- **What is expected**:
From the entries below, extract every line that includes the word "themes".

Stored entries:

########

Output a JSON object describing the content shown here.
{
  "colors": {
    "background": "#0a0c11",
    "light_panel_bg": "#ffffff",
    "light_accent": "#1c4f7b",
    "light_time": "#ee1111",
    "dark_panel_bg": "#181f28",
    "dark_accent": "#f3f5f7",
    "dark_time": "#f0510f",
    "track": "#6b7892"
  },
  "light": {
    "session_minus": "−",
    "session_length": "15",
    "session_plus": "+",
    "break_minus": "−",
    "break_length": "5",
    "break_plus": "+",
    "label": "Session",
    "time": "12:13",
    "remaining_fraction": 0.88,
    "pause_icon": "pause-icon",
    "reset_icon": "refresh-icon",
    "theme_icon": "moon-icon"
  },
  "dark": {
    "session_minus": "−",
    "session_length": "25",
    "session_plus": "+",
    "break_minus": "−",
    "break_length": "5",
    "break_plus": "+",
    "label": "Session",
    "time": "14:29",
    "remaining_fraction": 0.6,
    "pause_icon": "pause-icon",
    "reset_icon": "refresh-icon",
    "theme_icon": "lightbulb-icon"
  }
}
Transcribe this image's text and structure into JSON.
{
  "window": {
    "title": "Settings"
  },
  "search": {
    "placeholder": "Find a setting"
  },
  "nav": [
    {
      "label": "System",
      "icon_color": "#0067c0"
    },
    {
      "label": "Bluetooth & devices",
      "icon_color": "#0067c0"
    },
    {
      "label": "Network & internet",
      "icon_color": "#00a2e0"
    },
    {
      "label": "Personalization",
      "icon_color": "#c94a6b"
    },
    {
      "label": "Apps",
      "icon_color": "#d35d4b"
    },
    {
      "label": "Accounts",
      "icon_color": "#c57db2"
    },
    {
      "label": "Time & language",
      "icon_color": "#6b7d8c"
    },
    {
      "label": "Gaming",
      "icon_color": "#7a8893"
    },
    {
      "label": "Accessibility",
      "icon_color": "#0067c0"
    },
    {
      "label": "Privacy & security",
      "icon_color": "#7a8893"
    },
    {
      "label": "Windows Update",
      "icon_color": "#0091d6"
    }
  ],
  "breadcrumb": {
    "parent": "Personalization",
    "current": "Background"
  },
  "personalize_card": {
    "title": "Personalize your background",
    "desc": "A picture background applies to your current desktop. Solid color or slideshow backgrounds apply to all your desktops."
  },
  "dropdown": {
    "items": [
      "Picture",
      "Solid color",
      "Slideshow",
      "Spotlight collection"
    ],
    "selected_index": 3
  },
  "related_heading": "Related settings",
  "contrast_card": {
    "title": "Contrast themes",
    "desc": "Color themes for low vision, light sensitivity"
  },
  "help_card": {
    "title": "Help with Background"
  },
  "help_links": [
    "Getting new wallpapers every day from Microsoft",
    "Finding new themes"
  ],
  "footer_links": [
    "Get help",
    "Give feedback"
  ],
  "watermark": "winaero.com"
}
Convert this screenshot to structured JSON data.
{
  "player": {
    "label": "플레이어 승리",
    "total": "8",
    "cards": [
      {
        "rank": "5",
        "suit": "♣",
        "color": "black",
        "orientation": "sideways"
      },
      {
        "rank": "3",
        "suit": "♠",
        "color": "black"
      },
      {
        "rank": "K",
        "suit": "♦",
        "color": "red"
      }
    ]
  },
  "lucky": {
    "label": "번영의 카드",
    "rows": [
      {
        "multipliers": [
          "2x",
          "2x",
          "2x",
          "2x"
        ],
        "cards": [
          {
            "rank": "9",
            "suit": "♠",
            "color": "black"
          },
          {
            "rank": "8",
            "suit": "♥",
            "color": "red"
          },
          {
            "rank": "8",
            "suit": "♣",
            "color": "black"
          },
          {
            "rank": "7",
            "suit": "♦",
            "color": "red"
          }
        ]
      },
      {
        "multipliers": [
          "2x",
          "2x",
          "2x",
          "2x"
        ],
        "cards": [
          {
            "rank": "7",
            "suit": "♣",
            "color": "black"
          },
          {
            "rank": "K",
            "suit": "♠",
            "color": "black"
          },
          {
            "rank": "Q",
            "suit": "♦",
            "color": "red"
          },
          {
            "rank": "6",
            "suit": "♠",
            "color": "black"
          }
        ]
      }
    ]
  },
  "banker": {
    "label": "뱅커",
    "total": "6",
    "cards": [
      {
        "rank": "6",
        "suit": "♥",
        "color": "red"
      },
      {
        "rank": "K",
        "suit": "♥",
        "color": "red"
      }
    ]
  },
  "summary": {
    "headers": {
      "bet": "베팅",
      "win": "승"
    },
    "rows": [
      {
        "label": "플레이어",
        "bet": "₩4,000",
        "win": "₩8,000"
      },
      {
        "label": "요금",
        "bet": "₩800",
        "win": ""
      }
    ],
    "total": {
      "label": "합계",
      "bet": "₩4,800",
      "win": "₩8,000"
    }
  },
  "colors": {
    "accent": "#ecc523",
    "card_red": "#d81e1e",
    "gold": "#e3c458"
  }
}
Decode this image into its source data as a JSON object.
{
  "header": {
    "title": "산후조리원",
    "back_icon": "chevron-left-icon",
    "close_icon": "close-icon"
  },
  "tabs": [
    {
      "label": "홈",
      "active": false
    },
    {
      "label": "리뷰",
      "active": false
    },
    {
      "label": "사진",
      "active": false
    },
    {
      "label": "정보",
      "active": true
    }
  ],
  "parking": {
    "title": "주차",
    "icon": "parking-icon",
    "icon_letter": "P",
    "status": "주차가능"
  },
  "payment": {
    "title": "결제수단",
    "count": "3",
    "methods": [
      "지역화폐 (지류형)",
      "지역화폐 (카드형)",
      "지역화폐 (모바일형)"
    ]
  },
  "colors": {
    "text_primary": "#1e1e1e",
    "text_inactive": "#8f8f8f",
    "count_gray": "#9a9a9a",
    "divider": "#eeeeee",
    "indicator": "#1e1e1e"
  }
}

########

- **Completed exercise**:
    "title": "Contrast themes",
    "desc": "Color themes for low vision, light sensitivity"
    "Finding new themes"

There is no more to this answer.